* [MATERIAL SUPPLIED]:

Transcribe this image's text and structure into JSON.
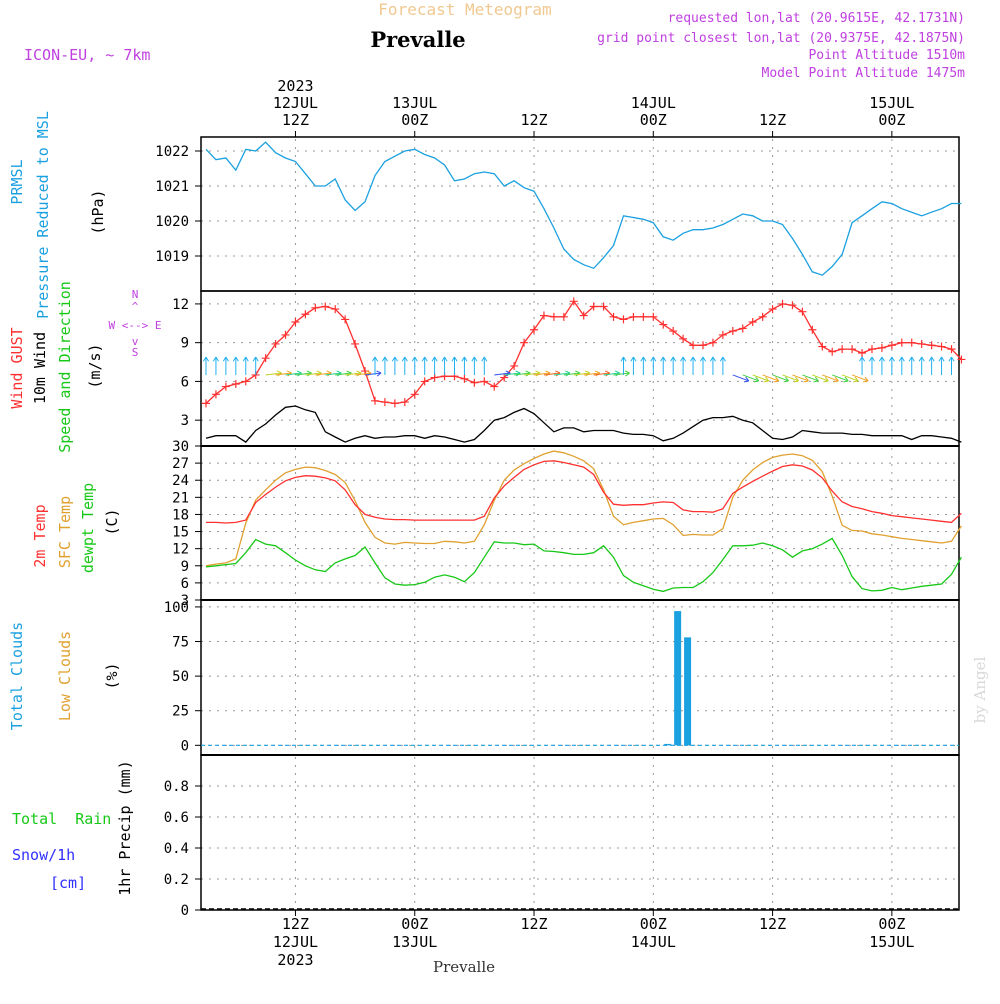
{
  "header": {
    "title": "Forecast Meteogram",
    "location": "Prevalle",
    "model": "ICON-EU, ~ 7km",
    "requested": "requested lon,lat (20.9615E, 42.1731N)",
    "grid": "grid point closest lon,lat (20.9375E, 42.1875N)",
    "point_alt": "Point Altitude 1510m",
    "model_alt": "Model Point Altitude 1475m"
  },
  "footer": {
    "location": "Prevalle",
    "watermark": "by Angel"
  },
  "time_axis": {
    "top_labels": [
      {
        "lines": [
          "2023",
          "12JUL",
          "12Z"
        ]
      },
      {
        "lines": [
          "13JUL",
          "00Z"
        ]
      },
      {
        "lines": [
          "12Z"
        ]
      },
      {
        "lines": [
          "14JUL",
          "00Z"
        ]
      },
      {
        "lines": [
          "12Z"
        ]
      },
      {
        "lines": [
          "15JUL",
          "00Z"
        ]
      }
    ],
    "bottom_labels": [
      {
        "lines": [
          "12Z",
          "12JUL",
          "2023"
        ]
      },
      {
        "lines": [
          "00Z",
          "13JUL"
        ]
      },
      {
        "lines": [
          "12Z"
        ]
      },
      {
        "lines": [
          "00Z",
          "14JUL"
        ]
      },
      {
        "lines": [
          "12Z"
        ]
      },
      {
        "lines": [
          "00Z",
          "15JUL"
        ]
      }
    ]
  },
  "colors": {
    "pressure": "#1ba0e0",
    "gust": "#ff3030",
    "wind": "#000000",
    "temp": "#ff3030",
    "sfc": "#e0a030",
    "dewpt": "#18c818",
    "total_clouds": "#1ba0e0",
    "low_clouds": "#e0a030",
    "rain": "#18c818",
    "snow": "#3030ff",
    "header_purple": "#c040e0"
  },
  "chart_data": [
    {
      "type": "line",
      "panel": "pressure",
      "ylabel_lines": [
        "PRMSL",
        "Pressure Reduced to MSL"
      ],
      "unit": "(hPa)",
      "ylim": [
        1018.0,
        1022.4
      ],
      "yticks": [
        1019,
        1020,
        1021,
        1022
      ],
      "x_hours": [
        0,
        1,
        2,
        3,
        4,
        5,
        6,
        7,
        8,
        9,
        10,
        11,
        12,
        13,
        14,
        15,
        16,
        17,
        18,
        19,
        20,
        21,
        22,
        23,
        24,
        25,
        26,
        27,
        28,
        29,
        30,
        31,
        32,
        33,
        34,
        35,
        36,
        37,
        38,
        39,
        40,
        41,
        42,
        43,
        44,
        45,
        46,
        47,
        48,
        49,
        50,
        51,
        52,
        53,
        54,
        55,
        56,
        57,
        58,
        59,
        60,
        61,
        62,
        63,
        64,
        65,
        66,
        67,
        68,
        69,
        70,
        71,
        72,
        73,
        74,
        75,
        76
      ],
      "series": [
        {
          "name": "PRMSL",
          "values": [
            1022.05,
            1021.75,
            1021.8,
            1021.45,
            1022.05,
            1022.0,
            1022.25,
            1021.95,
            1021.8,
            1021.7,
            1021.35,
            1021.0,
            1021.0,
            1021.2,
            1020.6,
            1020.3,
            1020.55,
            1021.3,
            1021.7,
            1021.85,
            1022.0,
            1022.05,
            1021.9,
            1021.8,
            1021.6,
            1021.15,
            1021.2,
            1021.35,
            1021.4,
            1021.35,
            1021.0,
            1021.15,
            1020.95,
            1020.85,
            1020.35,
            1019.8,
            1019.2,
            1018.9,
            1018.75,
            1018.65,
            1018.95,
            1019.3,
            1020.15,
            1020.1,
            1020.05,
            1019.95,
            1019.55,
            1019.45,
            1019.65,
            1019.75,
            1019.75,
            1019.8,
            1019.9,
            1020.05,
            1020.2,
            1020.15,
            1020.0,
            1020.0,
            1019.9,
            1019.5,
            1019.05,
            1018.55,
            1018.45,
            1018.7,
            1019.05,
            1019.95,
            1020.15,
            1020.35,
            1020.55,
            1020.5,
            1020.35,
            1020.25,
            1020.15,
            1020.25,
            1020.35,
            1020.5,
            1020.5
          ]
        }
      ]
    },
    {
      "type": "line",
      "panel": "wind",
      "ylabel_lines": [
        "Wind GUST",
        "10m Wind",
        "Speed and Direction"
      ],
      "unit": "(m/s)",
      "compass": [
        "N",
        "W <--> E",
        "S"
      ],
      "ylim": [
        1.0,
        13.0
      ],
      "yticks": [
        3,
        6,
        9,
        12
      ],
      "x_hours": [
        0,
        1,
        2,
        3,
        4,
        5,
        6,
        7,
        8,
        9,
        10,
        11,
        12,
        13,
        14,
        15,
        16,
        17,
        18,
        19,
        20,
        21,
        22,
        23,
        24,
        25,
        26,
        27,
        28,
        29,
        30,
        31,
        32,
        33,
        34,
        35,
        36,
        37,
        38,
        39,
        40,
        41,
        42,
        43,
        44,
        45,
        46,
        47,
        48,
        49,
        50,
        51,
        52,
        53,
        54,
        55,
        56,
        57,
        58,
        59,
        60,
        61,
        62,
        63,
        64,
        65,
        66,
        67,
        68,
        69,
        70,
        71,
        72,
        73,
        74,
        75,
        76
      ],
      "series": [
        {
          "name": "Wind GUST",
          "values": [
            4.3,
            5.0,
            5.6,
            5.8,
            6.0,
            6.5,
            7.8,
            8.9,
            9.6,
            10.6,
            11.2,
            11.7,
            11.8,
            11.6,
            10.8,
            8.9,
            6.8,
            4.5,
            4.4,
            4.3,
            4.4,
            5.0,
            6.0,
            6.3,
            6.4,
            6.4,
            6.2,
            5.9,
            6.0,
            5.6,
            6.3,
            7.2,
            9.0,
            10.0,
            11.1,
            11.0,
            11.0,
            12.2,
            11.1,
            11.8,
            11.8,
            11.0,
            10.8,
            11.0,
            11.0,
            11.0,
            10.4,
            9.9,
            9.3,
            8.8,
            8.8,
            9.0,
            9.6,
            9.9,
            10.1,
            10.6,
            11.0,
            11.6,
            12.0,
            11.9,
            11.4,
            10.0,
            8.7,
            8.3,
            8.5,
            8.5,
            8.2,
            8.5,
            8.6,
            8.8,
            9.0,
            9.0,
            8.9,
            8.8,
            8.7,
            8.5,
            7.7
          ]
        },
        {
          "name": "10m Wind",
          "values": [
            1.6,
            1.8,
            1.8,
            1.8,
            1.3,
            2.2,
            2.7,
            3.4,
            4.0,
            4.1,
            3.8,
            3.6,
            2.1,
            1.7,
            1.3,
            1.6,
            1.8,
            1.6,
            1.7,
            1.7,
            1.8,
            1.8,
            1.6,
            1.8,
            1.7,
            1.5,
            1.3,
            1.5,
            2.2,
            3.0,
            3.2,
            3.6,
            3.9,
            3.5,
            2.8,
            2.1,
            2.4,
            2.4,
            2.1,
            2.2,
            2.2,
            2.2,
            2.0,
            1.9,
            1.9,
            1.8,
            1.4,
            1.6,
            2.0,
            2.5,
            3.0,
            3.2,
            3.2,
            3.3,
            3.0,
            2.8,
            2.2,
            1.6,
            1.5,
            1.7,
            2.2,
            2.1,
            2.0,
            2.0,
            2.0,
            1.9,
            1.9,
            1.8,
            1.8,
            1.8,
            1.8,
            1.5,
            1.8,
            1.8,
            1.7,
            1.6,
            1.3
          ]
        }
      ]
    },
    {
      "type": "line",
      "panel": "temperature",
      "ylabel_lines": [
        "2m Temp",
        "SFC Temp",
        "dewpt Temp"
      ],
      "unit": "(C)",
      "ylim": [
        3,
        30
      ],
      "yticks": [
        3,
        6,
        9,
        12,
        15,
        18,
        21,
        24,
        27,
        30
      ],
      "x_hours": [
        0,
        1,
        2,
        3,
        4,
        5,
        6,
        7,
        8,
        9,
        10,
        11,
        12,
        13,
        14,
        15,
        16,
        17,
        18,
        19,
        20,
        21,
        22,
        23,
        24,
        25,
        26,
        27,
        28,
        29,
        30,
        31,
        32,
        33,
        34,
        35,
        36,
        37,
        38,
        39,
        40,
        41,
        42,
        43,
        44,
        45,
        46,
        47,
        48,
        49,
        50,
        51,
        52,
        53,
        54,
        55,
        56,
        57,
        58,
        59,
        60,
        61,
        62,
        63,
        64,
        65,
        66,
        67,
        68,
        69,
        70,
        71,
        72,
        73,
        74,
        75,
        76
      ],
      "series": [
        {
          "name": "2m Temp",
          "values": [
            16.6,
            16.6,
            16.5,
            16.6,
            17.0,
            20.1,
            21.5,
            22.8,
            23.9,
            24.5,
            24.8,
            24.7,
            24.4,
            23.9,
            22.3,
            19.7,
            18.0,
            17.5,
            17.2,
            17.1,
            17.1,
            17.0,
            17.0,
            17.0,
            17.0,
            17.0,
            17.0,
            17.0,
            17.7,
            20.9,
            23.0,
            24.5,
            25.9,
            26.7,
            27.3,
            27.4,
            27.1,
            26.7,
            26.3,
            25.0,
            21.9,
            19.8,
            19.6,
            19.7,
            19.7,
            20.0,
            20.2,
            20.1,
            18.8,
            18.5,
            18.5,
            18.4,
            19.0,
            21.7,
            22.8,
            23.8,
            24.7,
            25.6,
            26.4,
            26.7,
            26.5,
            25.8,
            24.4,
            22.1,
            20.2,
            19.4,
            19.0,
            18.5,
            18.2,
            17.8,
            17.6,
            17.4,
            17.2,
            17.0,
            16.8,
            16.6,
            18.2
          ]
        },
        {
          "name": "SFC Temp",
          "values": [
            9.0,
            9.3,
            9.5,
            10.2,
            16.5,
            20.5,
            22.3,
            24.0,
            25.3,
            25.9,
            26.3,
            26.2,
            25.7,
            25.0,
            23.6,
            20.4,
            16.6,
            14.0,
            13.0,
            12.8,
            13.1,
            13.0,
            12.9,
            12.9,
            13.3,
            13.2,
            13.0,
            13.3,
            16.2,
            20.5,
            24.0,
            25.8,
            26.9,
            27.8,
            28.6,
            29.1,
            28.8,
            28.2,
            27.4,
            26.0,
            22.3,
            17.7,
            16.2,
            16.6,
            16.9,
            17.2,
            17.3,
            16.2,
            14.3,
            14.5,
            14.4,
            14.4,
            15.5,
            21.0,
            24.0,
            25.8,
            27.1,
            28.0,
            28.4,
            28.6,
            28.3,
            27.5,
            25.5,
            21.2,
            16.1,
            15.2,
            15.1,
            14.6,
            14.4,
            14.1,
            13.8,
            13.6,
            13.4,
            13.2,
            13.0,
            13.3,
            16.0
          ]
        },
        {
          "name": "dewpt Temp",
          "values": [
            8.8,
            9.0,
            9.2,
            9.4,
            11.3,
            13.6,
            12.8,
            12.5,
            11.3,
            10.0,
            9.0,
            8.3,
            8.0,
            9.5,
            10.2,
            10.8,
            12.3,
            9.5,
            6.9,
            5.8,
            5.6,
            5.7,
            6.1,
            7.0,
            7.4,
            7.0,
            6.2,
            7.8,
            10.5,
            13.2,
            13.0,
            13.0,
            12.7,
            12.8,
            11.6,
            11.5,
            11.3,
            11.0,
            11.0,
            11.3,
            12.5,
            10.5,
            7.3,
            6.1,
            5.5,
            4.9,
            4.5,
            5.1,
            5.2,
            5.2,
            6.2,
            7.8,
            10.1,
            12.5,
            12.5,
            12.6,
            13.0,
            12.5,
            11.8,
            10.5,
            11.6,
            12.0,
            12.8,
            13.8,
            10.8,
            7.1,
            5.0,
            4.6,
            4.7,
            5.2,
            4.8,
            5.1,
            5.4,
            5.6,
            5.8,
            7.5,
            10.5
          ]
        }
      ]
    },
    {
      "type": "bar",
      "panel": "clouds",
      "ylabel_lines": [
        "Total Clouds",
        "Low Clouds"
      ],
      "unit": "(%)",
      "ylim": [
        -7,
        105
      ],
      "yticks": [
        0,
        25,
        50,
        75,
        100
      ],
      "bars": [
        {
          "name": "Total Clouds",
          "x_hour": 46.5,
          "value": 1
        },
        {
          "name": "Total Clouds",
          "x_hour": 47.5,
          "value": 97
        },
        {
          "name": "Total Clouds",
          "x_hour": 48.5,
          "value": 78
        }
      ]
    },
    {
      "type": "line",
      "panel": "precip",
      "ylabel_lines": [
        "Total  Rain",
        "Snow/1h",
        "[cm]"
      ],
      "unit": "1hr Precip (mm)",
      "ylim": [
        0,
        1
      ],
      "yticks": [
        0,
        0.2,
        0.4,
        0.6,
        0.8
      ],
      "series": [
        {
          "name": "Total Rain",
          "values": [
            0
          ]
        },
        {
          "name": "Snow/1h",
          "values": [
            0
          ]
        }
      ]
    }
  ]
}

* [SET EXERCISE]:
Say how many lines in the records above hold "dewpt", and give no other text.

* [RESPONSE TO THIS EXERCISE]:
3